Problem statement: Extract each line of the data below exactly as written.

Records excerpted from a collection:

**********

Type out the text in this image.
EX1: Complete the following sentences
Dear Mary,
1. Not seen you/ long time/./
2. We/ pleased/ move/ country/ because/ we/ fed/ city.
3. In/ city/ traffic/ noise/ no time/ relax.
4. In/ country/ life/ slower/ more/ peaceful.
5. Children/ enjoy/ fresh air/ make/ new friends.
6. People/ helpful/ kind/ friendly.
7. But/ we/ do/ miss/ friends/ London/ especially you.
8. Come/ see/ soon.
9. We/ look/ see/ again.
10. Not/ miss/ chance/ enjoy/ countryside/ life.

**********

Result for this task:
Type out the text in this image.
EX1: Complete the following sentences
Dear Mary,
1. Not seen you/ long time/./
2. We/ pleased/ move/ country/ because/ we/ fed/ city.
3. In/ city/ traffic/ noise/ no time/ relax.
4. In/ country/ life/ slower/ more/ peaceful.
5. Children/ enjoy/ fresh air/ make/ new friends.
6. People/ helpful/ kind/ friendly.
7. But/ we/ do/ miss/ friends/ London/ especially you.
8. Come/ see/ soon.
9. We/ look/ see/ again.
10. Not/ miss/ chance/ enjoy/ countryside/ life.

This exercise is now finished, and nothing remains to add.